Exercise brief: Turn the rows from the very first line up to and including the line with "763, 537, 777]" into a numbered list, leaving out any blank lines.

Given entries:
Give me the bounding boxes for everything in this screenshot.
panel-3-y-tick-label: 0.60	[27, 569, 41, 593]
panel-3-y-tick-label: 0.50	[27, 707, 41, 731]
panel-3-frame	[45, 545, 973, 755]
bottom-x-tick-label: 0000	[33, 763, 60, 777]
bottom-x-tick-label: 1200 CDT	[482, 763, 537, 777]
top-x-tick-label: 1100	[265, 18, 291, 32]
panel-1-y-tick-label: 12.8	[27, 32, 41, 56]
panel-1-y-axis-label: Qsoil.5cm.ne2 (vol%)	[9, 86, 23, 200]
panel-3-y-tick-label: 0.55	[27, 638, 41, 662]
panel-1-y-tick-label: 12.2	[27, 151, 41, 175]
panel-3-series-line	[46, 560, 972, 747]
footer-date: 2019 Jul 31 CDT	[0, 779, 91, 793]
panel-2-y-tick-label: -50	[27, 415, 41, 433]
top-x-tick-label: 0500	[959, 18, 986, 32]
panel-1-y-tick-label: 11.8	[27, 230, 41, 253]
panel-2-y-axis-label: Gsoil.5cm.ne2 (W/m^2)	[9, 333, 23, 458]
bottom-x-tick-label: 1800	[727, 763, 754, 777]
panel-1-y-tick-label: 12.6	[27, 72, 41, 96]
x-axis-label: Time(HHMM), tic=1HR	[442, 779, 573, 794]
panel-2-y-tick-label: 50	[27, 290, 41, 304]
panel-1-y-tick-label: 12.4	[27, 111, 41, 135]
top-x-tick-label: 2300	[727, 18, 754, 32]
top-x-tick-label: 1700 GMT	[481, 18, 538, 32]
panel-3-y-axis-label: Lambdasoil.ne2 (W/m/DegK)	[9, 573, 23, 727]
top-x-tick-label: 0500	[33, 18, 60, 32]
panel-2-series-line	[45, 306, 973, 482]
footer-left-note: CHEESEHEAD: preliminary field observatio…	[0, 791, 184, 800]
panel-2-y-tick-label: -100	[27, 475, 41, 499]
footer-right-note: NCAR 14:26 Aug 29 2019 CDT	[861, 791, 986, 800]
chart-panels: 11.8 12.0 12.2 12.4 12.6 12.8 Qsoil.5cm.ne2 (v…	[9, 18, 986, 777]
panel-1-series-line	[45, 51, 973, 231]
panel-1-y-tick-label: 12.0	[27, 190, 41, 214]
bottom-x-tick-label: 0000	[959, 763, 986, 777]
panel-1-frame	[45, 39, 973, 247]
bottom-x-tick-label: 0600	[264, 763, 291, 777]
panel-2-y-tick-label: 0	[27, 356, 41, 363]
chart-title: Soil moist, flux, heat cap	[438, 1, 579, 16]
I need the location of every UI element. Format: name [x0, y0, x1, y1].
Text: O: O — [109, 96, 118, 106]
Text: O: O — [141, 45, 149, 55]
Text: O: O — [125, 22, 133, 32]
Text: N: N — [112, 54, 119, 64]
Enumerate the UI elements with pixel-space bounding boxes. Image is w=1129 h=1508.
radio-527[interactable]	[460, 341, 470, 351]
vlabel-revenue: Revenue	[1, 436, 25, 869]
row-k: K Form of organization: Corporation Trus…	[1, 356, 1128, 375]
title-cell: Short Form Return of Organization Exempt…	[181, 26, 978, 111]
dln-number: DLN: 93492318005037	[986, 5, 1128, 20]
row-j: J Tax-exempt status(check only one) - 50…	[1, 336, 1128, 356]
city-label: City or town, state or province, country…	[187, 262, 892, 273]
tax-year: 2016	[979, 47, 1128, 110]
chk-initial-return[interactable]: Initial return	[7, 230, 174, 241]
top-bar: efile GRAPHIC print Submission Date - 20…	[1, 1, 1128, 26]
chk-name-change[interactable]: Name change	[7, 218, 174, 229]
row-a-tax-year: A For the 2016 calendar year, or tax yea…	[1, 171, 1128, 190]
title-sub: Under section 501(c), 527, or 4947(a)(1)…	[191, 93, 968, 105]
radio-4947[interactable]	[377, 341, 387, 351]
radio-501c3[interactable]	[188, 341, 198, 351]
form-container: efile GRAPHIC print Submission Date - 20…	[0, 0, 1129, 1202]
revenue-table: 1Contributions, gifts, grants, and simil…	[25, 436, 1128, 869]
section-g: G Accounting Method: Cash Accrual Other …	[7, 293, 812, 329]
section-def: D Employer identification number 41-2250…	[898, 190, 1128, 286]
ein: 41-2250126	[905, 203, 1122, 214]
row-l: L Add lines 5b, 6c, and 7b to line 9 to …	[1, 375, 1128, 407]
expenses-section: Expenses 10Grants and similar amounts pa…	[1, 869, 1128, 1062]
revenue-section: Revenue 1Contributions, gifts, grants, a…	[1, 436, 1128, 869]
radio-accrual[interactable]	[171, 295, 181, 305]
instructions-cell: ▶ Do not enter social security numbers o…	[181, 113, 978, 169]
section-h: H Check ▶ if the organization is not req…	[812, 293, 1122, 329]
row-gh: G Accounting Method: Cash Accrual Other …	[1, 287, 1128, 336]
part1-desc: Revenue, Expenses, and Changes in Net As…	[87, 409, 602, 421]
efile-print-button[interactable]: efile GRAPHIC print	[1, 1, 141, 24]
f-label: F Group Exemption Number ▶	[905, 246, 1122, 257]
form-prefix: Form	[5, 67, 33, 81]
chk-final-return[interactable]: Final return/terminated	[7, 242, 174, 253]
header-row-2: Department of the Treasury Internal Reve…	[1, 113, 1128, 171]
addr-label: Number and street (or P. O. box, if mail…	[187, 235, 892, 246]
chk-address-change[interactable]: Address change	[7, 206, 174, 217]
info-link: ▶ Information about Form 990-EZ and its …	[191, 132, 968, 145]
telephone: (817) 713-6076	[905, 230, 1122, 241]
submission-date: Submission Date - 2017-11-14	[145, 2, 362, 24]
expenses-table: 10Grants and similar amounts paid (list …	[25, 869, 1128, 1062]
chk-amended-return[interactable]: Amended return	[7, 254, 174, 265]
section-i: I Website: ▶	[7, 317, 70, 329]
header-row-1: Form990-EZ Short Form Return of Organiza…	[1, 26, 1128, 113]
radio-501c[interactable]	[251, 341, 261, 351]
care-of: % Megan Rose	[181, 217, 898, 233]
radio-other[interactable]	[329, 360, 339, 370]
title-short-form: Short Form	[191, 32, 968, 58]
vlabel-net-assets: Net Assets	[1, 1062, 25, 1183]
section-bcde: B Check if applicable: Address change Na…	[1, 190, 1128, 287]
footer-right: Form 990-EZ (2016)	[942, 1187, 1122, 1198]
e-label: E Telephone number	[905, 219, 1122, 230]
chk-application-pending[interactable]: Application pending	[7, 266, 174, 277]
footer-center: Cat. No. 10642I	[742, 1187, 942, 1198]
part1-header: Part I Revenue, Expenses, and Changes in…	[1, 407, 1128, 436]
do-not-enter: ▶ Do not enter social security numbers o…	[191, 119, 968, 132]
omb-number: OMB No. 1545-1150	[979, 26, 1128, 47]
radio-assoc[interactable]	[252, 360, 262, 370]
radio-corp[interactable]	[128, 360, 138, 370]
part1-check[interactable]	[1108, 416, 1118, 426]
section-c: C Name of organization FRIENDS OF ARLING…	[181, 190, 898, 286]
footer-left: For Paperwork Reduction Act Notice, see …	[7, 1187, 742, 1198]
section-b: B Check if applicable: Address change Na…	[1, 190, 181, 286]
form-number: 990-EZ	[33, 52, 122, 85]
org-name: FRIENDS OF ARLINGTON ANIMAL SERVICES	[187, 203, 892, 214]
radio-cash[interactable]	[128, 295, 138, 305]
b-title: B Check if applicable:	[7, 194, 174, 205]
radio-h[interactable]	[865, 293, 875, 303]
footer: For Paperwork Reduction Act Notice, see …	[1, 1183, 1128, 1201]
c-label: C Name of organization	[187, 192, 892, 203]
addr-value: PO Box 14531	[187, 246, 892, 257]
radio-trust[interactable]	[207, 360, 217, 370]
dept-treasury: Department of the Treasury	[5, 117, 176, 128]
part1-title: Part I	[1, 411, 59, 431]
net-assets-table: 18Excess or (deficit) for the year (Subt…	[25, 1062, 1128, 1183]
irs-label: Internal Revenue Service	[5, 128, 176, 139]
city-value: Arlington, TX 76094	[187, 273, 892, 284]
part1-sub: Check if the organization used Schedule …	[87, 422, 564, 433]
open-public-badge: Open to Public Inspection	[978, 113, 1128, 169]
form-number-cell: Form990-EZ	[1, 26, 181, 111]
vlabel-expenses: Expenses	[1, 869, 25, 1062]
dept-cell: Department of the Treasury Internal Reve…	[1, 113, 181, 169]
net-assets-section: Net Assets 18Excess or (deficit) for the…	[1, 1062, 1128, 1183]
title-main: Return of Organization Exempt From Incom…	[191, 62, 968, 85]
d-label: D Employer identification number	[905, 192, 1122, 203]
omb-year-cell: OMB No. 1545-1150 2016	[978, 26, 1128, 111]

Response to this exercise:
1. Give me the bounding boxes for everything in this screenshot.
2. panel-3-y-tick-label: 0.60	[27, 569, 41, 593]
3. panel-3-y-tick-label: 0.50	[27, 707, 41, 731]
4. panel-3-frame	[45, 545, 973, 755]
5. bottom-x-tick-label: 0000	[33, 763, 60, 777]
6. bottom-x-tick-label: 1200 CDT	[482, 763, 537, 777]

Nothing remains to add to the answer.